[Problem to solve] Present each line of the entries below that holds the word "comments".

Data excerpts
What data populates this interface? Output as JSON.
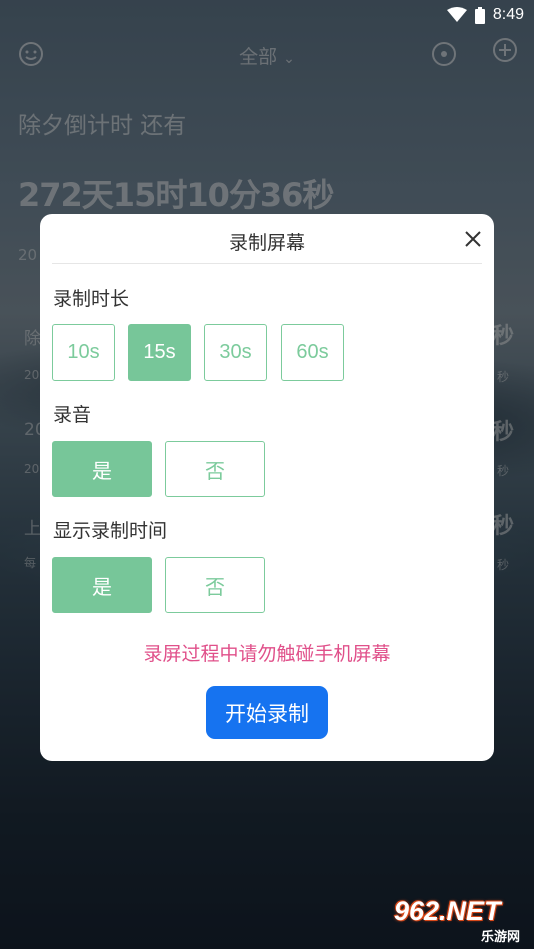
{
  "status_bar": {
    "time": "8:49"
  },
  "header": {
    "title": "全部"
  },
  "background": {
    "countdown_title": "除夕倒计时 还有",
    "countdown_value": "272天15时10分36秒",
    "row_year_1": "20",
    "row2_title": "除",
    "row2_date": "20",
    "row3_title": "20",
    "row3_date": "20",
    "row4_title": "上",
    "row4_date": "每",
    "right_label": "秒",
    "right_small": "秒"
  },
  "dialog": {
    "title": "录制屏幕",
    "duration_label": "录制时长",
    "durations": [
      "10s",
      "15s",
      "30s",
      "60s"
    ],
    "duration_selected": "15s",
    "audio_label": "录音",
    "audio_yes": "是",
    "audio_no": "否",
    "audio_selected": "是",
    "show_time_label": "显示录制时间",
    "show_time_yes": "是",
    "show_time_no": "否",
    "show_time_selected": "是",
    "warning": "录屏过程中请勿触碰手机屏幕",
    "start_button": "开始录制"
  },
  "watermark": {
    "main": "962.NET",
    "sub": "乐游网"
  },
  "colors": {
    "accent_green": "#77c699",
    "primary_blue": "#1673f0",
    "warning_pink": "#e0508a"
  }
}
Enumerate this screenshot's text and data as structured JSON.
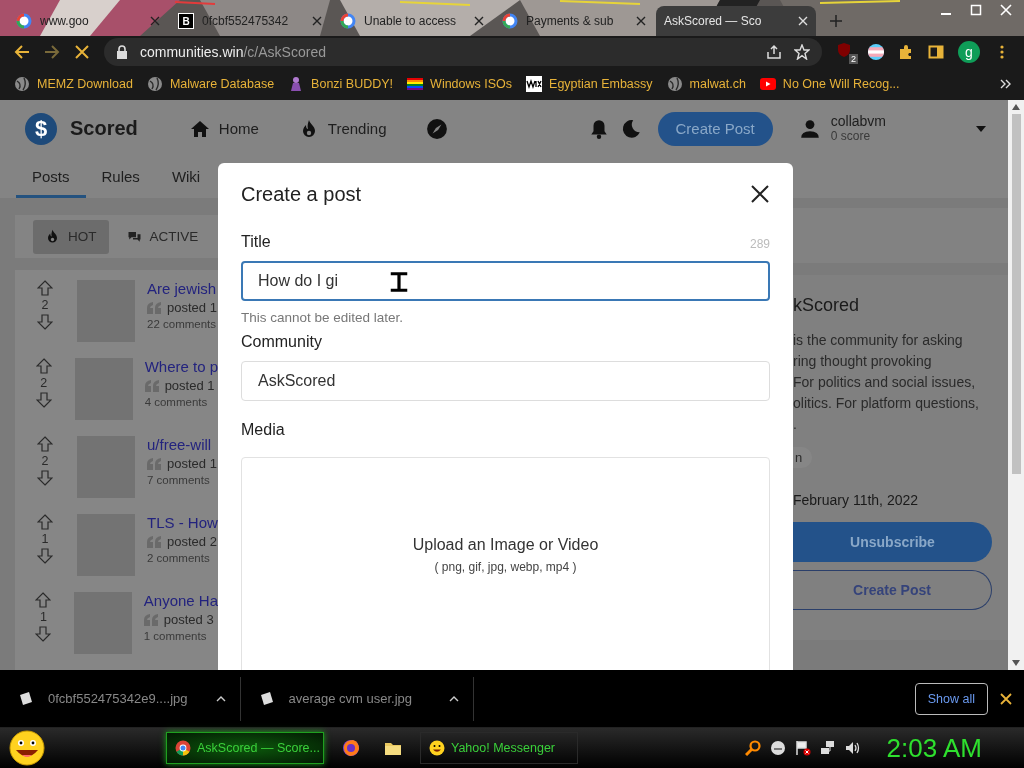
{
  "browser": {
    "tabs": [
      {
        "title": "www.goo",
        "kind": "ring",
        "selected": false
      },
      {
        "title": "0fcbf552475342",
        "kind": "letter",
        "favicon_letter": "B",
        "selected": false
      },
      {
        "title": "Unable to access",
        "kind": "ring",
        "selected": false
      },
      {
        "title": "Payments & sub",
        "kind": "ring",
        "selected": false
      },
      {
        "title": "AskScored — Sco",
        "kind": "plain",
        "selected": true
      }
    ],
    "loading": true,
    "address": {
      "host": "communities.win",
      "path": "/c/AskScored"
    },
    "extension_badge": "2",
    "profile_initial": "g",
    "bookmarks": [
      {
        "label": "MEMZ Download",
        "kind": "globe"
      },
      {
        "label": "Malware Database",
        "kind": "globe"
      },
      {
        "label": "Bonzi BUDDY!",
        "kind": "figure"
      },
      {
        "label": "Windows ISOs",
        "kind": "rainbow"
      },
      {
        "label": "Egyptian Embassy",
        "kind": "zigzag"
      },
      {
        "label": "malwat.ch",
        "kind": "globe"
      },
      {
        "label": "No One Will Recog...",
        "kind": "play"
      }
    ]
  },
  "site": {
    "logo_mark": "$",
    "name": "Scored",
    "nav": [
      {
        "label": "Home",
        "kind": "home"
      },
      {
        "label": "Trending",
        "kind": "fire"
      }
    ],
    "create_post": "Create Post",
    "user": {
      "name": "collabvm",
      "score": "0 score"
    },
    "tabs": [
      {
        "label": "Posts",
        "selected": true
      },
      {
        "label": "Rules",
        "selected": false
      },
      {
        "label": "Wiki",
        "selected": false
      }
    ],
    "sort": [
      {
        "label": "HOT",
        "kind": "fire",
        "selected": true
      },
      {
        "label": "ACTIVE",
        "kind": "chat",
        "selected": false
      }
    ],
    "posts": [
      {
        "votes": "2",
        "title": "Are jewish",
        "meta": "posted 1",
        "comments": "22 comments"
      },
      {
        "votes": "2",
        "title": "Where to p",
        "meta": "posted 1",
        "comments": "4 comments"
      },
      {
        "votes": "2",
        "title": "u/free-will",
        "meta": "posted 1",
        "comments": "7 comments"
      },
      {
        "votes": "1",
        "title": "TLS - How",
        "meta": "posted 2",
        "comments": "2 comments"
      },
      {
        "votes": "1",
        "title": "Anyone Ha",
        "meta": "posted 3",
        "comments": "1 comments"
      }
    ],
    "sidebar": {
      "title": "kScored",
      "lines": [
        "is the community for asking",
        "ring thought provoking",
        "For politics and social issues,",
        "olitics. For platform questions,",
        "."
      ],
      "tag": "n",
      "created": "February 11th, 2022",
      "buttons": [
        {
          "label": "Unsubscribe",
          "kind": "filled"
        },
        {
          "label": "Create Post",
          "kind": "outlined"
        }
      ]
    }
  },
  "modal": {
    "title": "Create a post",
    "fields": [
      {
        "label": "Title",
        "counter": "289",
        "value": "How do I gi",
        "focused": true,
        "help": "This cannot be edited later."
      },
      {
        "label": "Community",
        "value": "AskScored",
        "focused": false
      }
    ],
    "media": {
      "label": "Media",
      "prompt": "Upload an Image or Video",
      "formats": "( png, gif, jpg, webp, mp4 )"
    }
  },
  "downloads": {
    "items": [
      {
        "name": "0fcbf552475342e9....jpg"
      },
      {
        "name": "average cvm user.jpg"
      }
    ],
    "show_all": "Show all"
  },
  "taskbar": {
    "tasks": [
      {
        "kind": "chrome",
        "label": "AskScored — Score...",
        "selected": true
      },
      {
        "kind": "firefox",
        "selected": false
      },
      {
        "kind": "folder",
        "selected": false
      },
      {
        "kind": "smiley",
        "label": "Yahoo! Messenger",
        "selected": false
      }
    ],
    "clock": "2:03 AM"
  }
}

[Response to the exercise]
        "comments": "22 comments"
        "comments": "4 comments"
        "comments": "7 comments"
        "comments": "2 comments"
        "comments": "1 comments"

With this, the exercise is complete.